>> Begin

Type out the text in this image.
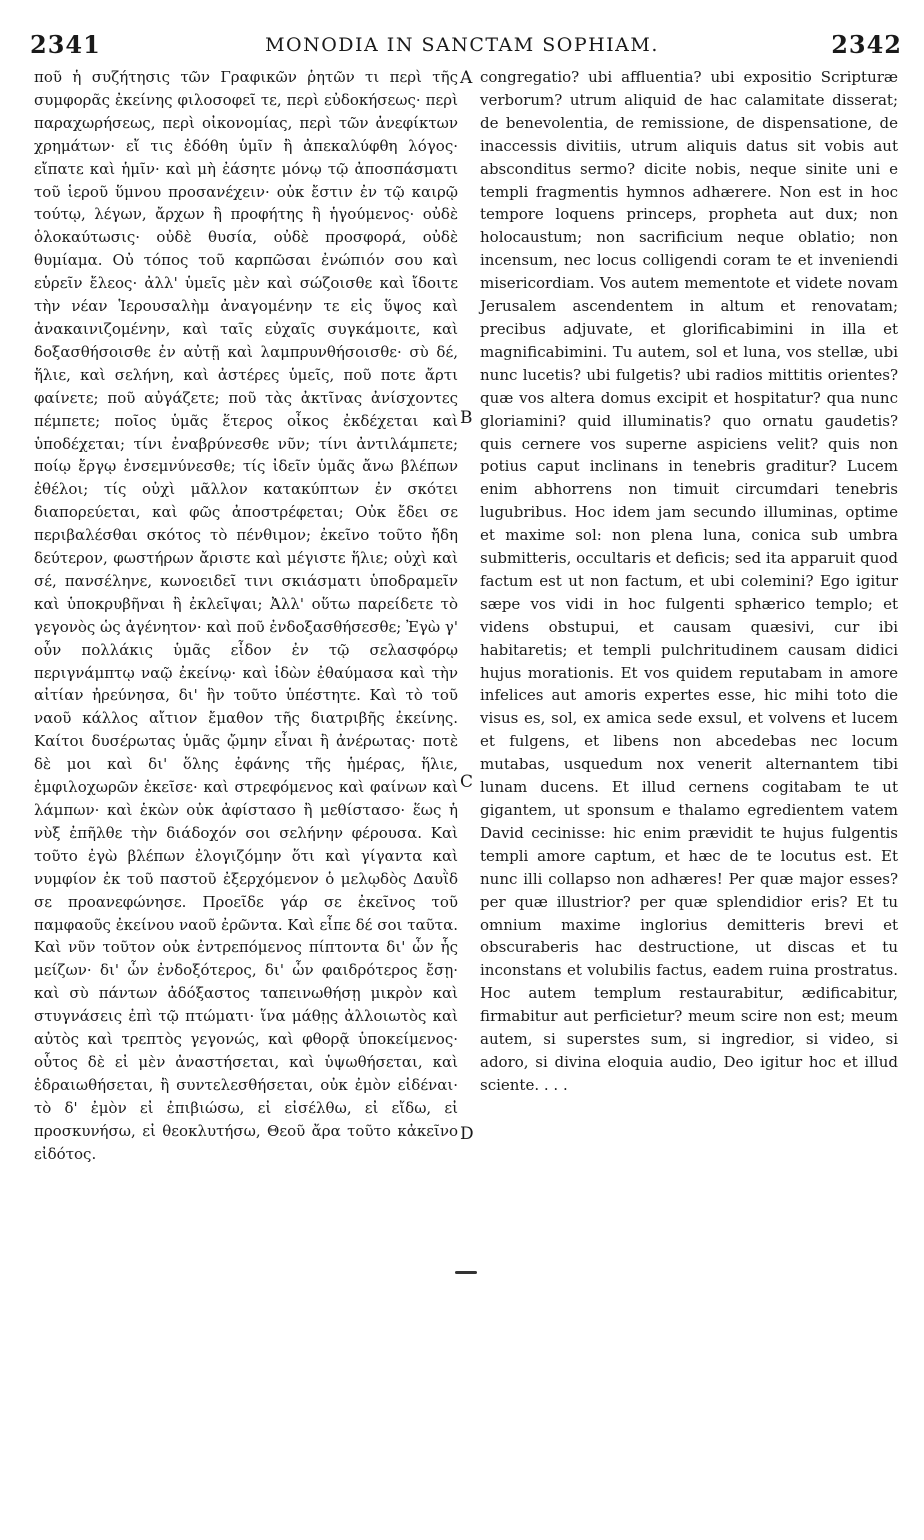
2341	MONODIA IN SANCTAM SOPHIAM.	2342

ποῦ ἡ συζήτησις τῶν Γραφικῶν ῥητῶν τι περὶ τῆς συμφορᾶς ἐκείνης φιλοσοφεῖ τε, περὶ εὐδοκήσεως· περὶ παραχωρήσεως, περὶ οἰκονομίας, περὶ τῶν ἀνεφίκτων χρημάτων· εἴ τις ἐδόθη ὑμῖν ἢ ἀπεκαλύφθη λόγος· εἴπατε καὶ ἡμῖν· καὶ μὴ ἐάσητε μόνῳ τῷ ἀποσπάσματι τοῦ ἱεροῦ ὕμνου προσανέχειν· οὐκ ἔστιν ἐν τῷ καιρῷ τούτῳ, λέγων, ἄρχων ἢ προφήτης ἢ ἡγούμενος· οὐδὲ ὁλοκαύτωσις· οὐδὲ θυσία, οὐδὲ προσφορά, οὐδὲ θυμίαμα. Οὐ τόπος τοῦ καρπῶσαι ἐνώπιόν σου καὶ εὑρεῖν ἔλεος· ἀλλ' ὑμεῖς μὲν καὶ σώζοισθε καὶ ἴδοιτε τὴν νέαν Ἱερουσαλὴμ ἀναγομένην τε εἰς ὕψος καὶ ἀνακαινιζομένην, καὶ ταῖς εὐχαῖς συγκάμοιτε, καὶ δοξασθήσοισθε ἐν αὐτῇ καὶ λαμπρυνθήσοισθε· σὺ δέ, ἥλιε, καὶ σελήνη, καὶ ἀστέρες ὑμεῖς, ποῦ ποτε ἄρτι φαίνετε; ποῦ αὐγάζετε; ποῦ τὰς ἀκτῖνας ἀνίσχοντες πέμπετε; ποῖος ὑμᾶς ἕτερος οἶκος ἐκδέχεται καὶ ὑποδέχεται; τίνι ἐναβρύνεσθε νῦν; τίνι ἀντιλάμπετε; ποίῳ ἔργῳ ἐνσεμνύνεσθε; τίς ἰδεῖν ὑμᾶς ἄνω βλέπων ἐθέλοι; τίς οὐχὶ μᾶλλον κατακύπτων ἐν σκότει διαπορεύεται, καὶ φῶς ἀποστρέφεται; Οὐκ ἔδει σε περιβαλέσθαι σκότος τὸ πένθιμον; ἐκεῖνο τοῦτο ἤδη δεύτερον, φωστήρων ἄριστε καὶ μέγιστε ἥλιε; οὐχὶ καὶ σέ, πανσέληνε, κωνοειδεῖ τινι σκιάσματι ὑποδραμεῖν καὶ ὑποκρυβῆναι ἢ ἐκλεῖψαι; Ἀλλ' οὕτω παρείδετε τὸ γεγονὸς ὡς ἀγένητον· καὶ ποῦ ἐνδοξασθήσεσθε; Ἐγὼ γ' οὖν πολλάκις ὑμᾶς εἶδον ἐν τῷ σελασφόρῳ περιγνάμπτῳ ναῷ ἐκείνῳ· καὶ ἰδὼν ἐθαύμασα καὶ τὴν αἰτίαν ἠρεύνησα, δι' ἣν τοῦτο ὑπέστητε. Καὶ τὸ τοῦ ναοῦ κάλλος αἴτιον ἔμαθον τῆς διατριβῆς ἐκείνης. Καίτοι δυσέρωτας ὑμᾶς ᾤμην εἶναι ἢ ἀνέρωτας· ποτὲ δὲ μοι καὶ δι' ὅλης ἐφάνης τῆς ἡμέρας, ἥλιε, ἐμφιλοχωρῶν ἐκεῖσε· καὶ στρεφόμενος καὶ φαίνων καὶ λάμπων· καὶ ἑκὼν οὐκ ἀφίστασο ἢ μεθίστασο· ἕως ἡ νὺξ ἐπῆλθε τὴν διάδοχόν σοι σελήνην φέρουσα. Καὶ τοῦτο ἐγὼ βλέπων ἐλογιζόμην ὅτι καὶ γίγαντα καὶ νυμφίον ἐκ τοῦ παστοῦ ἐξερχόμενον ὁ μελῳδὸς Δαυῒδ σε προανεφώνησε. Προεῖδε γάρ σε ἐκεῖνος τοῦ παμφαοῦς ἐκείνου ναοῦ ἐρῶντα. Καὶ εἶπε δέ σοι ταῦτα. Καὶ νῦν τοῦτον οὐκ ἐντρεπόμενος πίπτοντα δι' ὧν ἧς μείζων· δι' ὧν ἐνδοξότερος, δι' ὧν φαιδρότερος ἔσῃ· καὶ σὺ πάντων ἀδόξαστος ταπεινωθήσῃ μικρὸν καὶ στυγνάσεις ἐπὶ τῷ πτώματι· ἵνα μάθῃς ἀλλοιωτὸς καὶ αὐτὸς καὶ τρεπτὸς γεγονώς, καὶ φθορᾷ ὑποκείμενος· οὗτος δὲ εἰ μὲν ἀναστήσεται, καὶ ὑψωθήσεται, καὶ ἑδραιωθήσεται, ἢ συντελεσθήσεται, οὐκ ἐμὸν εἰδέναι· τὸ δ' ἐμὸν εἰ ἐπιβιώσω, εἰ εἰσέλθω, εἰ εἴδω, εἰ προσκυνήσω, εἰ θεοκλυτήσω, Θεοῦ ἄρα τοῦτο κἀκεῖνο εἰδότος.

A
B
C
D

congregatio? ubi affluentia? ubi expositio Scripturæ verborum? utrum aliquid de hac calamitate disserat; de benevolentia, de remissione, de dispensatione, de inaccessis divitiis, utrum aliquis datus sit vobis aut absconditus sermo? dicite nobis, neque sinite uni e templi fragmentis hymnos adhærere. Non est in hoc tempore loquens princeps, propheta aut dux; non holocaustum; non sacrificium neque oblatio; non incensum, nec locus colligendi coram te et inveniendi misericordiam. Vos autem mementote et videte novam Jerusalem ascendentem in altum et renovatam; precibus adjuvate, et glorificabimini in illa et magnificabimini. Tu autem, sol et luna, vos stellæ, ubi nunc lucetis? ubi fulgetis? ubi radios mittitis orientes? quæ vos altera domus excipit et hospitatur? qua nunc gloriamini? quid illuminatis? quo ornatu gaudetis? quis cernere vos superne aspiciens velit? quis non potius caput inclinans in tenebris graditur? Lucem enim abhorrens non timuit circumdari tenebris lugubribus. Hoc idem jam secundo illuminas, optime et maxime sol: non plena luna, conica sub umbra submitteris, occultaris et deficis; sed ita apparuit quod factum est ut non factum, et ubi colemini? Ego igitur sæpe vos vidi in hoc fulgenti sphærico templo; et videns obstupui, et causam quæsivi, cur ibi habitaretis; et templi pulchritudinem causam didici hujus morationis. Et vos quidem reputabam in amore infelices aut amoris expertes esse, hic mihi toto die visus es, sol, ex amica sede exsul, et volvens et lucem et fulgens, et libens non abcedebas nec locum mutabas, usquedum nox venerit alternantem tibi lunam ducens. Et illud cernens cogitabam te ut gigantem, ut sponsum e thalamo egredientem vatem David cecinisse: hic enim prævidit te hujus fulgentis templi amore captum, et hæc de te locutus est. Et nunc illi collapso non adhæres! Per quæ major esses? per quæ illustrior? per quæ splendidior eris? Et tu omnium maxime inglorius demitteris brevi et obscuraberis hac destructione, ut discas et tu inconstans et volubilis factus, eadem ruina prostratus. Hoc autem templum restaurabitur, ædificabitur, firmabitur aut perficietur? meum scire non est; meum autem, si superstes sum, si ingredior, si video, si adoro, si divina eloquia audio, Deo igitur hoc et illud sciente. . . .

>> End

> Task to complete
Omit the pictures and reproduce the listing exactly.

> Exercise solution
Type out the text in this image.
2341	MONODIA IN SANCTAM SOPHIAM.	2342

ποῦ ἡ συζήτησις τῶν Γραφικῶν ῥητῶν τι περὶ τῆς συμφορᾶς ἐκείνης φιλοσοφεῖ τε, περὶ εὐδοκήσεως· περὶ παραχωρήσεως, περὶ οἰκονομίας, περὶ τῶν ἀνεφίκτων χρημάτων· εἴ τις ἐδόθη ὑμῖν ἢ ἀπεκαλύφθη λόγος· εἴπατε καὶ ἡμῖν· καὶ μὴ ἐάσητε μόνῳ τῷ ἀποσπάσματι τοῦ ἱεροῦ ὕμνου προσανέχειν· οὐκ ἔστιν ἐν τῷ καιρῷ τούτῳ, λέγων, ἄρχων ἢ προφήτης ἢ ἡγούμενος· οὐδὲ ὁλοκαύτωσις· οὐδὲ θυσία, οὐδὲ προσφορά, οὐδὲ θυμίαμα. Οὐ τόπος τοῦ καρπῶσαι ἐνώπιόν σου καὶ εὑρεῖν ἔλεος· ἀλλ' ὑμεῖς μὲν καὶ σώζοισθε καὶ ἴδοιτε τὴν νέαν Ἱερουσαλὴμ ἀναγομένην τε εἰς ὕψος καὶ ἀνακαινιζομένην, καὶ ταῖς εὐχαῖς συγκάμοιτε, καὶ δοξασθήσοισθε ἐν αὐτῇ καὶ λαμπρυνθήσοισθε· σὺ δέ, ἥλιε, καὶ σελήνη, καὶ ἀστέρες ὑμεῖς, ποῦ ποτε ἄρτι φαίνετε; ποῦ αὐγάζετε; ποῦ τὰς ἀκτῖνας ἀνίσχοντες πέμπετε; ποῖος ὑμᾶς ἕτερος οἶκος ἐκδέχεται καὶ ὑποδέχεται; τίνι ἐναβρύνεσθε νῦν; τίνι ἀντιλάμπετε; ποίῳ ἔργῳ ἐνσεμνύνεσθε; τίς ἰδεῖν ὑμᾶς ἄνω βλέπων ἐθέλοι; τίς οὐχὶ μᾶλλον κατακύπτων ἐν σκότει διαπορεύεται, καὶ φῶς ἀποστρέφεται; Οὐκ ἔδει σε περιβαλέσθαι σκότος τὸ πένθιμον; ἐκεῖνο τοῦτο ἤδη δεύτερον, φωστήρων ἄριστε καὶ μέγιστε ἥλιε; οὐχὶ καὶ σέ, πανσέληνε, κωνοειδεῖ τινι σκιάσματι ὑποδραμεῖν καὶ ὑποκρυβῆναι ἢ ἐκλεῖψαι; Ἀλλ' οὕτω παρείδετε τὸ γεγονὸς ὡς ἀγένητον· καὶ ποῦ ἐνδοξασθήσεσθε; Ἐγὼ γ' οὖν πολλάκις ὑμᾶς εἶδον ἐν τῷ σελασφόρῳ περιγνάμπτῳ ναῷ ἐκείνῳ· καὶ ἰδὼν ἐθαύμασα καὶ τὴν αἰτίαν ἠρεύνησα, δι' ἣν τοῦτο ὑπέστητε. Καὶ τὸ τοῦ ναοῦ κάλλος αἴτιον ἔμαθον τῆς διατριβῆς ἐκείνης. Καίτοι δυσέρωτας ὑμᾶς ᾤμην εἶναι ἢ ἀνέρωτας· ποτὲ δὲ μοι καὶ δι' ὅλης ἐφάνης τῆς ἡμέρας, ἥλιε, ἐμφιλοχωρῶν ἐκεῖσε· καὶ στρεφόμενος καὶ φαίνων καὶ λάμπων· καὶ ἑκὼν οὐκ ἀφίστασο ἢ μεθίστασο· ἕως ἡ νὺξ ἐπῆλθε τὴν διάδοχόν σοι σελήνην φέρουσα. Καὶ τοῦτο ἐγὼ βλέπων ἐλογιζόμην ὅτι καὶ γίγαντα καὶ νυμφίον ἐκ τοῦ παστοῦ ἐξερχόμενον ὁ μελῳδὸς Δαυῒδ σε προανεφώνησε. Προεῖδε γάρ σε ἐκεῖνος τοῦ παμφαοῦς ἐκείνου ναοῦ ἐρῶντα. Καὶ εἶπε δέ σοι ταῦτα. Καὶ νῦν τοῦτον οὐκ ἐντρεπόμενος πίπτοντα δι' ὧν ἧς μείζων· δι' ὧν ἐνδοξότερος, δι' ὧν φαιδρότερος ἔσῃ· καὶ σὺ πάντων ἀδόξαστος ταπεινωθήσῃ μικρὸν καὶ στυγνάσεις ἐπὶ τῷ πτώματι· ἵνα μάθῃς ἀλλοιωτὸς καὶ αὐτὸς καὶ τρεπτὸς γεγονώς, καὶ φθορᾷ ὑποκείμενος· οὗτος δὲ εἰ μὲν ἀναστήσεται, καὶ ὑψωθήσεται, καὶ ἑδραιωθήσεται, ἢ συντελεσθήσεται, οὐκ ἐμὸν εἰδέναι· τὸ δ' ἐμὸν εἰ ἐπιβιώσω, εἰ εἰσέλθω, εἰ εἴδω, εἰ προσκυνήσω, εἰ θεοκλυτήσω, Θεοῦ ἄρα τοῦτο κἀκεῖνο εἰδότος.

A
B
C
D

congregatio? ubi affluentia? ubi expositio Scripturæ verborum? utrum aliquid de hac calamitate disserat; de benevolentia, de remissione, de dispensatione, de inaccessis divitiis, utrum aliquis datus sit vobis aut absconditus sermo? dicite nobis, neque sinite uni e templi fragmentis hymnos adhærere. Non est in hoc tempore loquens princeps, propheta aut dux; non holocaustum; non sacrificium neque oblatio; non incensum, nec locus colligendi coram te et inveniendi misericordiam. Vos autem mementote et videte novam Jerusalem ascendentem in altum et renovatam; precibus adjuvate, et glorificabimini in illa et magnificabimini. Tu autem, sol et luna, vos stellæ, ubi nunc lucetis? ubi fulgetis? ubi radios mittitis orientes? quæ vos altera domus excipit et hospitatur? qua nunc gloriamini? quid illuminatis? quo ornatu gaudetis? quis cernere vos superne aspiciens velit? quis non potius caput inclinans in tenebris graditur? Lucem enim abhorrens non timuit circumdari tenebris lugubribus. Hoc idem jam secundo illuminas, optime et maxime sol: non plena luna, conica sub umbra submitteris, occultaris et deficis; sed ita apparuit quod factum est ut non factum, et ubi colemini? Ego igitur sæpe vos vidi in hoc fulgenti sphærico templo; et videns obstupui, et causam quæsivi, cur ibi habitaretis; et templi pulchritudinem causam didici hujus morationis. Et vos quidem reputabam in amore infelices aut amoris expertes esse, hic mihi toto die visus es, sol, ex amica sede exsul, et volvens et lucem et fulgens, et libens non abcedebas nec locum mutabas, usquedum nox venerit alternantem tibi lunam ducens. Et illud cernens cogitabam te ut gigantem, ut sponsum e thalamo egredientem vatem David cecinisse: hic enim prævidit te hujus fulgentis templi amore captum, et hæc de te locutus est. Et nunc illi collapso non adhæres! Per quæ major esses? per quæ illustrior? per quæ splendidior eris? Et tu omnium maxime inglorius demitteris brevi et obscuraberis hac destructione, ut discas et tu inconstans et volubilis factus, eadem ruina prostratus. Hoc autem templum restaurabitur, ædificabitur, firmabitur aut perficietur? meum scire non est; meum autem, si superstes sum, si ingredior, si video, si adoro, si divina eloquia audio, Deo igitur hoc et illud sciente. . . .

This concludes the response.